Stated goal —
The records below must be transcribed exactly. Do not include the pictures.

Dataset rows
──────────

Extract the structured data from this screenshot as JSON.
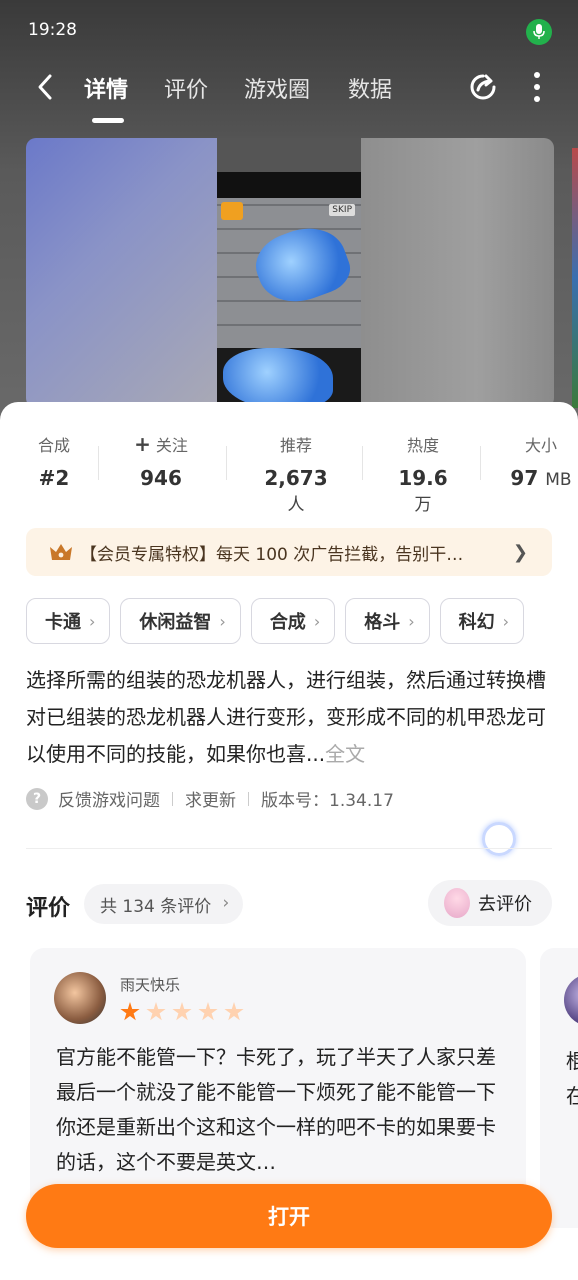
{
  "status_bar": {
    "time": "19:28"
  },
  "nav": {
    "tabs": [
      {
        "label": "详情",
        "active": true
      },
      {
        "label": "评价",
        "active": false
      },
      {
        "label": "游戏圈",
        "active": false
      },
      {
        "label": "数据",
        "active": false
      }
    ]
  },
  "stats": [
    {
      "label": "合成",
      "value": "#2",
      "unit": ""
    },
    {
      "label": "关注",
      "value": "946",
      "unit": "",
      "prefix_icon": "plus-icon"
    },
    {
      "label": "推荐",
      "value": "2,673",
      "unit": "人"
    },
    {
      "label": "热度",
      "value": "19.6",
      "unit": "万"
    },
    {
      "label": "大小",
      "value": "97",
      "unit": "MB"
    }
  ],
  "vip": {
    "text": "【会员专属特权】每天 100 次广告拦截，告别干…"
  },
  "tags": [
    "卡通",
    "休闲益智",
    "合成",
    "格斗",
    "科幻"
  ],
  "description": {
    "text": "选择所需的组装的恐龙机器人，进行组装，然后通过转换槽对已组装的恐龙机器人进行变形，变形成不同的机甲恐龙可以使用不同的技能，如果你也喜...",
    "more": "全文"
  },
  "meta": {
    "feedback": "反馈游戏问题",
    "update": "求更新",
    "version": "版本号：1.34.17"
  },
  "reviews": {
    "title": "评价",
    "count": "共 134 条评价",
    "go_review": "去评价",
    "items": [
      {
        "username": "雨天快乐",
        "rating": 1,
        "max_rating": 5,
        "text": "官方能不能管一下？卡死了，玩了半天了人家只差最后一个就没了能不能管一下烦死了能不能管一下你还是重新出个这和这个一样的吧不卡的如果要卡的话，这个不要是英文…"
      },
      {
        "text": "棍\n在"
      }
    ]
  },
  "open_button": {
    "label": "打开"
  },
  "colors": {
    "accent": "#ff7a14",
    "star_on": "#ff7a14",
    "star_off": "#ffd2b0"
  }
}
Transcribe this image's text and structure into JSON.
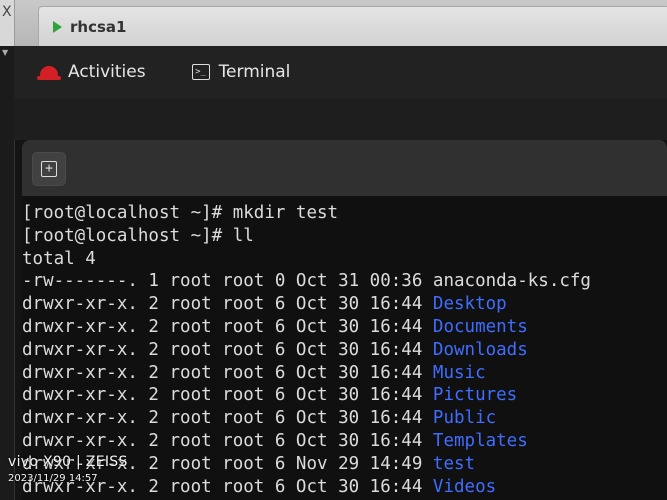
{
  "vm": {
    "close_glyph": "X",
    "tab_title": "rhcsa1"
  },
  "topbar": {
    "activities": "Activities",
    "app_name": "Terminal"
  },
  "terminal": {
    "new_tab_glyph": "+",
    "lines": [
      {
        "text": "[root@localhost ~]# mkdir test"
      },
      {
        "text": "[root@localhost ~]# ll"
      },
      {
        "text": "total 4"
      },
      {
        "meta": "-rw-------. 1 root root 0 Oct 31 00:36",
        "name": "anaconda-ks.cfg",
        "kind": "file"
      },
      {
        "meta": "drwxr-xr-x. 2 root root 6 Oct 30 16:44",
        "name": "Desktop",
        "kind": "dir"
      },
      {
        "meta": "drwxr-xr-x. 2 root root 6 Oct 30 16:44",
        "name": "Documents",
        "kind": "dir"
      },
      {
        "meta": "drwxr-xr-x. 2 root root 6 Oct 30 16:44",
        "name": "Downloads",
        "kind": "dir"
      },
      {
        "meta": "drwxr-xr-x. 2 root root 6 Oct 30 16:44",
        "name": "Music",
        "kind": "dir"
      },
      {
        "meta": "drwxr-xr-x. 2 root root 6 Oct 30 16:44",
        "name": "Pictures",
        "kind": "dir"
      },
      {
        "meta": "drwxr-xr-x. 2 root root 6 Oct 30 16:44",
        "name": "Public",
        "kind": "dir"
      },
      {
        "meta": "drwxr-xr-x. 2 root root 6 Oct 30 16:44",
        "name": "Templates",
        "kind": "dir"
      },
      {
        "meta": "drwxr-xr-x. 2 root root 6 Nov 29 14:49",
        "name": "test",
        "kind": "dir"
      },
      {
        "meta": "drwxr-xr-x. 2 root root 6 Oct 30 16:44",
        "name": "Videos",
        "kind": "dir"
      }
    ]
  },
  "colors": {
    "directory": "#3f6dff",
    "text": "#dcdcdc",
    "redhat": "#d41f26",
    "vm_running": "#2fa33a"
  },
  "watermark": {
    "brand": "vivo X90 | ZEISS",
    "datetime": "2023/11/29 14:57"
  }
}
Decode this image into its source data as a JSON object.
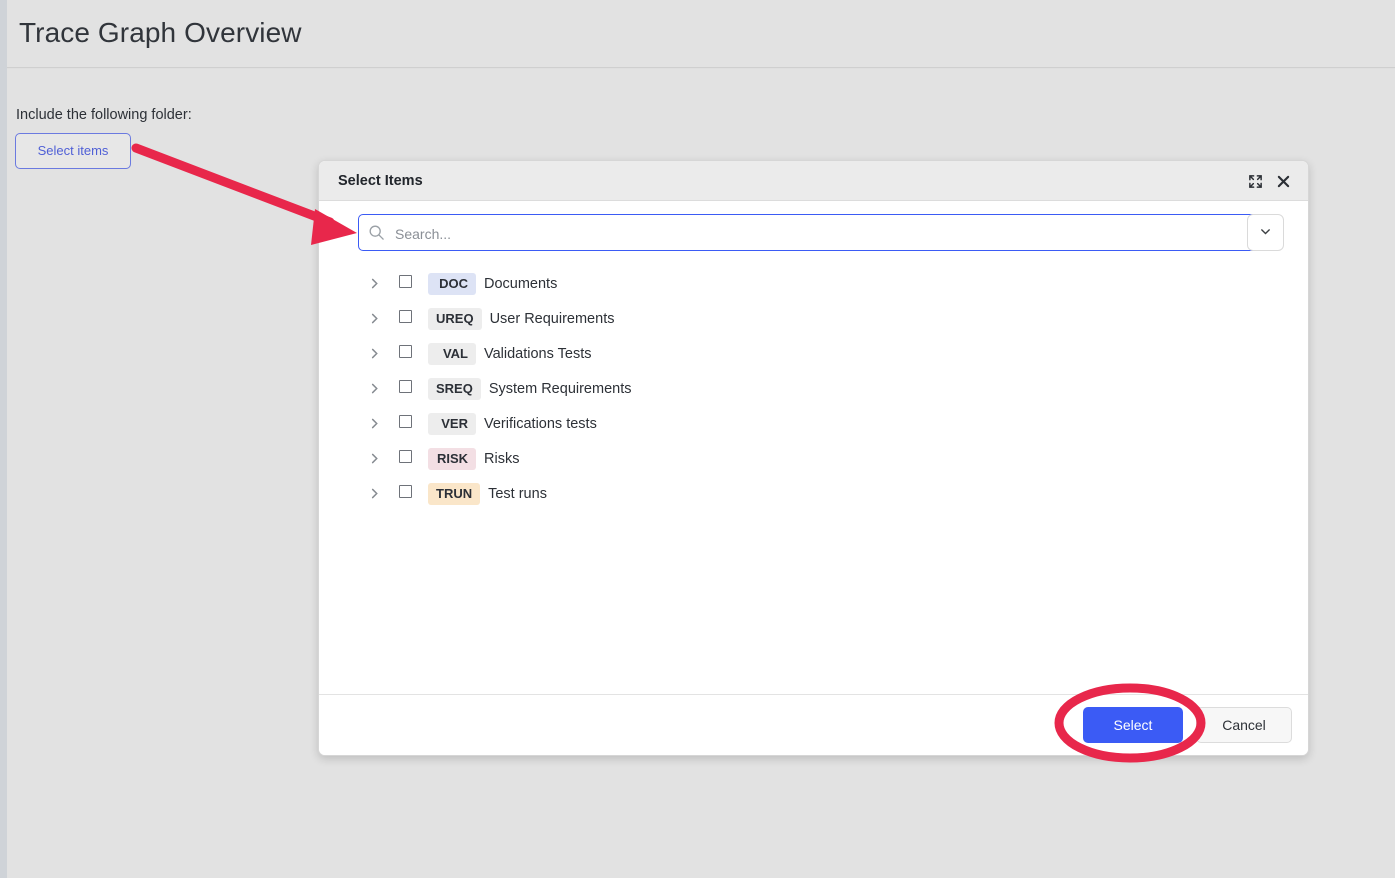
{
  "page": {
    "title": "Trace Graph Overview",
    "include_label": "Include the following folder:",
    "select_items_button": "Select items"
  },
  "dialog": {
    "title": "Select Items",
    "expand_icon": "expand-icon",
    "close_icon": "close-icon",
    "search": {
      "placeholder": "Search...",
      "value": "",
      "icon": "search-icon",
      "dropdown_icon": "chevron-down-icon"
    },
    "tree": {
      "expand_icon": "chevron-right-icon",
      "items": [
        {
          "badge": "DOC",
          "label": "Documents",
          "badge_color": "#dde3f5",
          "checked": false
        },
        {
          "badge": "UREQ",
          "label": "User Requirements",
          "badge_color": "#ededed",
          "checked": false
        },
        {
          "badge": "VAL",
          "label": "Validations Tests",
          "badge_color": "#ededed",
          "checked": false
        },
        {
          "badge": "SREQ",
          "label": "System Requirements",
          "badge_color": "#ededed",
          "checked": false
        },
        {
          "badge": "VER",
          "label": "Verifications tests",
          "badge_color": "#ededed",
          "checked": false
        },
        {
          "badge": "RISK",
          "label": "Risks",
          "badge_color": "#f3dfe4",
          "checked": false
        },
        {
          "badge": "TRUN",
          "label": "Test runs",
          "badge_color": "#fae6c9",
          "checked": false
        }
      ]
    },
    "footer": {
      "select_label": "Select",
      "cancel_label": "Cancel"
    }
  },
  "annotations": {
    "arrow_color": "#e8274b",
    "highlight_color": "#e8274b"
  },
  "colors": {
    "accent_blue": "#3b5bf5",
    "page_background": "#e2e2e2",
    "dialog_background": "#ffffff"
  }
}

──────────

Task answer —
Extract the structured data from this screenshot as JSON.
{
  "status_bar": {
    "time": "19:28"
  },
  "nav": {
    "tabs": [
      {
        "label": "详情",
        "active": true
      },
      {
        "label": "评价",
        "active": false
      },
      {
        "label": "游戏圈",
        "active": false
      },
      {
        "label": "数据",
        "active": false
      }
    ]
  },
  "stats": [
    {
      "label": "合成",
      "value": "#2",
      "unit": ""
    },
    {
      "label": "关注",
      "value": "946",
      "unit": "",
      "prefix_icon": "plus-icon"
    },
    {
      "label": "推荐",
      "value": "2,673",
      "unit": "人"
    },
    {
      "label": "热度",
      "value": "19.6",
      "unit": "万"
    },
    {
      "label": "大小",
      "value": "97",
      "unit": "MB"
    }
  ],
  "vip": {
    "text": "【会员专属特权】每天 100 次广告拦截，告别干…"
  },
  "tags": [
    "卡通",
    "休闲益智",
    "合成",
    "格斗",
    "科幻"
  ],
  "description": {
    "text": "选择所需的组装的恐龙机器人，进行组装，然后通过转换槽对已组装的恐龙机器人进行变形，变形成不同的机甲恐龙可以使用不同的技能，如果你也喜...",
    "more": "全文"
  },
  "meta": {
    "feedback": "反馈游戏问题",
    "update": "求更新",
    "version": "版本号：1.34.17"
  },
  "reviews": {
    "title": "评价",
    "count": "共 134 条评价",
    "go_review": "去评价",
    "items": [
      {
        "username": "雨天快乐",
        "rating": 1,
        "max_rating": 5,
        "text": "官方能不能管一下？卡死了，玩了半天了人家只差最后一个就没了能不能管一下烦死了能不能管一下你还是重新出个这和这个一样的吧不卡的如果要卡的话，这个不要是英文…"
      },
      {
        "text": "棍\n在"
      }
    ]
  },
  "open_button": {
    "label": "打开"
  },
  "colors": {
    "accent": "#ff7a14",
    "star_on": "#ff7a14",
    "star_off": "#ffd2b0"
  }
}
Transcribe this image's text and structure into JSON.
{
  "vm": {
    "close_glyph": "X",
    "tab_title": "rhcsa1"
  },
  "topbar": {
    "activities": "Activities",
    "app_name": "Terminal"
  },
  "terminal": {
    "new_tab_glyph": "+",
    "lines": [
      {
        "text": "[root@localhost ~]# mkdir test"
      },
      {
        "text": "[root@localhost ~]# ll"
      },
      {
        "text": "total 4"
      },
      {
        "meta": "-rw-------. 1 root root 0 Oct 31 00:36",
        "name": "anaconda-ks.cfg",
        "kind": "file"
      },
      {
        "meta": "drwxr-xr-x. 2 root root 6 Oct 30 16:44",
        "name": "Desktop",
        "kind": "dir"
      },
      {
        "meta": "drwxr-xr-x. 2 root root 6 Oct 30 16:44",
        "name": "Documents",
        "kind": "dir"
      },
      {
        "meta": "drwxr-xr-x. 2 root root 6 Oct 30 16:44",
        "name": "Downloads",
        "kind": "dir"
      },
      {
        "meta": "drwxr-xr-x. 2 root root 6 Oct 30 16:44",
        "name": "Music",
        "kind": "dir"
      },
      {
        "meta": "drwxr-xr-x. 2 root root 6 Oct 30 16:44",
        "name": "Pictures",
        "kind": "dir"
      },
      {
        "meta": "drwxr-xr-x. 2 root root 6 Oct 30 16:44",
        "name": "Public",
        "kind": "dir"
      },
      {
        "meta": "drwxr-xr-x. 2 root root 6 Oct 30 16:44",
        "name": "Templates",
        "kind": "dir"
      },
      {
        "meta": "drwxr-xr-x. 2 root root 6 Nov 29 14:49",
        "name": "test",
        "kind": "dir"
      },
      {
        "meta": "drwxr-xr-x. 2 root root 6 Oct 30 16:44",
        "name": "Videos",
        "kind": "dir"
      }
    ]
  },
  "colors": {
    "directory": "#3f6dff",
    "text": "#dcdcdc",
    "redhat": "#d41f26",
    "vm_running": "#2fa33a"
  },
  "watermark": {
    "brand": "vivo X90 | ZEISS",
    "datetime": "2023/11/29 14:57"
  }
}
Decode this image into its source data as a JSON object.
{
  "page": {
    "title": "Trace Graph Overview",
    "include_label": "Include the following folder:",
    "select_items_button": "Select items"
  },
  "dialog": {
    "title": "Select Items",
    "expand_icon": "expand-icon",
    "close_icon": "close-icon",
    "search": {
      "placeholder": "Search...",
      "value": "",
      "icon": "search-icon",
      "dropdown_icon": "chevron-down-icon"
    },
    "tree": {
      "expand_icon": "chevron-right-icon",
      "items": [
        {
          "badge": "DOC",
          "label": "Documents",
          "badge_color": "#dde3f5",
          "checked": false
        },
        {
          "badge": "UREQ",
          "label": "User Requirements",
          "badge_color": "#ededed",
          "checked": false
        },
        {
          "badge": "VAL",
          "label": "Validations Tests",
          "badge_color": "#ededed",
          "checked": false
        },
        {
          "badge": "SREQ",
          "label": "System Requirements",
          "badge_color": "#ededed",
          "checked": false
        },
        {
          "badge": "VER",
          "label": "Verifications tests",
          "badge_color": "#ededed",
          "checked": false
        },
        {
          "badge": "RISK",
          "label": "Risks",
          "badge_color": "#f3dfe4",
          "checked": false
        },
        {
          "badge": "TRUN",
          "label": "Test runs",
          "badge_color": "#fae6c9",
          "checked": false
        }
      ]
    },
    "footer": {
      "select_label": "Select",
      "cancel_label": "Cancel"
    }
  },
  "annotations": {
    "arrow_color": "#e8274b",
    "highlight_color": "#e8274b"
  },
  "colors": {
    "accent_blue": "#3b5bf5",
    "page_background": "#e2e2e2",
    "dialog_background": "#ffffff"
  }
}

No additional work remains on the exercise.